* START *

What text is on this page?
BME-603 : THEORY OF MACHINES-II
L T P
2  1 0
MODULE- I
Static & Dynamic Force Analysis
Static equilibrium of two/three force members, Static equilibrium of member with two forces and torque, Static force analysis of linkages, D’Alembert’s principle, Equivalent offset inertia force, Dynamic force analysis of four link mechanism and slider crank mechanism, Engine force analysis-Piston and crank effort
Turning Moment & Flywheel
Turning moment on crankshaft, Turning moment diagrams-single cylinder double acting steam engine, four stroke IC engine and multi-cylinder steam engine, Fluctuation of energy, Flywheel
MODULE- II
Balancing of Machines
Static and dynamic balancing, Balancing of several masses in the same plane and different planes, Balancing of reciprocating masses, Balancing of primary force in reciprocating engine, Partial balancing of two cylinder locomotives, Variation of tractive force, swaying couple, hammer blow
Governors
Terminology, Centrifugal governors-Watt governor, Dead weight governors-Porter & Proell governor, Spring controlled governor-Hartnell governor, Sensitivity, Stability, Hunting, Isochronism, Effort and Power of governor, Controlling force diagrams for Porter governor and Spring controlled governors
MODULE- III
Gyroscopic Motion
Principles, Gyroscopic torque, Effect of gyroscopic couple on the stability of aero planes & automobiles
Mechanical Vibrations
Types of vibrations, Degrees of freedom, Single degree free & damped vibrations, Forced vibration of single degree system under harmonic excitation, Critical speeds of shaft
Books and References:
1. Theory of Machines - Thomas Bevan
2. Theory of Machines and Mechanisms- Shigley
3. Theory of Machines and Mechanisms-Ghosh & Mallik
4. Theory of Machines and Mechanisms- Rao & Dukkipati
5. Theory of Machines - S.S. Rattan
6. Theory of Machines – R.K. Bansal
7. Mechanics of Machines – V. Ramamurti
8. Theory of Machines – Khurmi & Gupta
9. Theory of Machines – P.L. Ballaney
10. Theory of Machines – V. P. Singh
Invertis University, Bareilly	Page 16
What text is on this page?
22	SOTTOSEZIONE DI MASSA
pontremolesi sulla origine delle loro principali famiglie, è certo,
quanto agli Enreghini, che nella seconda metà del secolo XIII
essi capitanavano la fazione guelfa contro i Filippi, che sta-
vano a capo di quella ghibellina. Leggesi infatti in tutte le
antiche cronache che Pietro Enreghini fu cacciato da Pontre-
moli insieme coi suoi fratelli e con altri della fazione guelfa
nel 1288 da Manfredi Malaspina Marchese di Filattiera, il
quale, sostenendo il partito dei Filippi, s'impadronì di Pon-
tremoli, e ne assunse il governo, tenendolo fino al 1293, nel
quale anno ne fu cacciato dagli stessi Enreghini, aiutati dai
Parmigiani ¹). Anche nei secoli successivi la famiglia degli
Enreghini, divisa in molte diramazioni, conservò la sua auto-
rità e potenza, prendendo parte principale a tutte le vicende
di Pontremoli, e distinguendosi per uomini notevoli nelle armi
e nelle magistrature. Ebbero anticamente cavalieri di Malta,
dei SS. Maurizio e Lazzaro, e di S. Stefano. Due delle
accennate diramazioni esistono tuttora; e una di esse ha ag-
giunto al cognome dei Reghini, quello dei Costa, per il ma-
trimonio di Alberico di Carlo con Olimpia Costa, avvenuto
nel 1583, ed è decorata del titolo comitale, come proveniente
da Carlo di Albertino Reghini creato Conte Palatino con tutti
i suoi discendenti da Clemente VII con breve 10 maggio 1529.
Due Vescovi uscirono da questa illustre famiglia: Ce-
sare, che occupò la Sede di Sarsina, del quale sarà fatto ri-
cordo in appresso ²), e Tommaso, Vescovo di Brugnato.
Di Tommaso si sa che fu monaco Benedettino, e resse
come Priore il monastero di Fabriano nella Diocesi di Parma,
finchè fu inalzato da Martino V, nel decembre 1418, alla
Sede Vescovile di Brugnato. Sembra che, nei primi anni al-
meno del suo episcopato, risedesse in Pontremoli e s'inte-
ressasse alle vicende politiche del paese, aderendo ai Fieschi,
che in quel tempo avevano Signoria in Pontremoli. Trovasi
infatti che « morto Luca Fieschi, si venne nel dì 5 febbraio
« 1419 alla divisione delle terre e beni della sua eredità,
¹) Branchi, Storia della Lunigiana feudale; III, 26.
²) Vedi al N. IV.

* END *

:: Problem details ::
Exactly as they are written, print the entries again.

:: Task solution ::
What text is on this page?
BME-603 : THEORY OF MACHINES-II
L T P
2  1 0
MODULE- I
Static & Dynamic Force Analysis
Static equilibrium of two/three force members, Static equilibrium of member with two forces and torque, Static force analysis of linkages, D’Alembert’s principle, Equivalent offset inertia force, Dynamic force analysis of four link mechanism and slider crank mechanism, Engine force analysis-Piston and crank effort
Turning Moment & Flywheel
Turning moment on crankshaft, Turning moment diagrams-single cylinder double acting steam engine, four stroke IC engine and multi-cylinder steam engine, Fluctuation of energy, Flywheel
MODULE- II
Balancing of Machines
Static and dynamic balancing, Balancing of several masses in the same plane and different planes, Balancing of reciprocating masses, Balancing of primary force in reciprocating engine, Partial balancing of two cylinder locomotives, Variation of tractive force, swaying couple, hammer blow
Governors
Terminology, Centrifugal governors-Watt governor, Dead weight governors-Porter & Proell governor, Spring controlled governor-Hartnell governor, Sensitivity, Stability, Hunting, Isochronism, Effort and Power of governor, Controlling force diagrams for Porter governor and Spring controlled governors
MODULE- III
Gyroscopic Motion
Principles, Gyroscopic torque, Effect of gyroscopic couple on the stability of aero planes & automobiles
Mechanical Vibrations
Types of vibrations, Degrees of freedom, Single degree free & damped vibrations, Forced vibration of single degree system under harmonic excitation, Critical speeds of shaft
Books and References:
1. Theory of Machines - Thomas Bevan
2. Theory of Machines and Mechanisms- Shigley
3. Theory of Machines and Mechanisms-Ghosh & Mallik
4. Theory of Machines and Mechanisms- Rao & Dukkipati
5. Theory of Machines - S.S. Rattan
6. Theory of Machines – R.K. Bansal
7. Mechanics of Machines – V. Ramamurti
8. Theory of Machines – Khurmi & Gupta
9. Theory of Machines – P.L. Ballaney
10. Theory of Machines – V. P. Singh
Invertis University, Bareilly	Page 16
What text is on this page?
22	SOTTOSEZIONE DI MASSA
pontremolesi sulla origine delle loro principali famiglie, è certo,
quanto agli Enreghini, che nella seconda metà del secolo XIII
essi capitanavano la fazione guelfa contro i Filippi, che sta-
vano a capo di quella ghibellina. Leggesi infatti in tutte le
antiche cronache che Pietro Enreghini fu cacciato da Pontre-
moli insieme coi suoi fratelli e con altri della fazione guelfa
nel 1288 da Manfredi Malaspina Marchese di Filattiera, il
quale, sostenendo il partito dei Filippi, s'impadronì di Pon-
tremoli, e ne assunse il governo, tenendolo fino al 1293, nel
quale anno ne fu cacciato dagli stessi Enreghini, aiutati dai
Parmigiani ¹). Anche nei secoli successivi la famiglia degli
Enreghini, divisa in molte diramazioni, conservò la sua auto-
rità e potenza, prendendo parte principale a tutte le vicende
di Pontremoli, e distinguendosi per uomini notevoli nelle armi
e nelle magistrature. Ebbero anticamente cavalieri di Malta,
dei SS. Maurizio e Lazzaro, e di S. Stefano. Due delle
accennate diramazioni esistono tuttora; e una di esse ha ag-
giunto al cognome dei Reghini, quello dei Costa, per il ma-
trimonio di Alberico di Carlo con Olimpia Costa, avvenuto
nel 1583, ed è decorata del titolo comitale, come proveniente
da Carlo di Albertino Reghini creato Conte Palatino con tutti
i suoi discendenti da Clemente VII con breve 10 maggio 1529.
Due Vescovi uscirono da questa illustre famiglia: Ce-
sare, che occupò la Sede di Sarsina, del quale sarà fatto ri-
cordo in appresso ²), e Tommaso, Vescovo di Brugnato.
Di Tommaso si sa che fu monaco Benedettino, e resse
come Priore il monastero di Fabriano nella Diocesi di Parma,
finchè fu inalzato da Martino V, nel decembre 1418, alla
Sede Vescovile di Brugnato. Sembra che, nei primi anni al-
meno del suo episcopato, risedesse in Pontremoli e s'inte-
ressasse alle vicende politiche del paese, aderendo ai Fieschi,
che in quel tempo avevano Signoria in Pontremoli. Trovasi
infatti che « morto Luca Fieschi, si venne nel dì 5 febbraio
« 1419 alla divisione delle terre e beni della sua eredità,
¹) Branchi, Storia della Lunigiana feudale; III, 26.
²) Vedi al N. IV.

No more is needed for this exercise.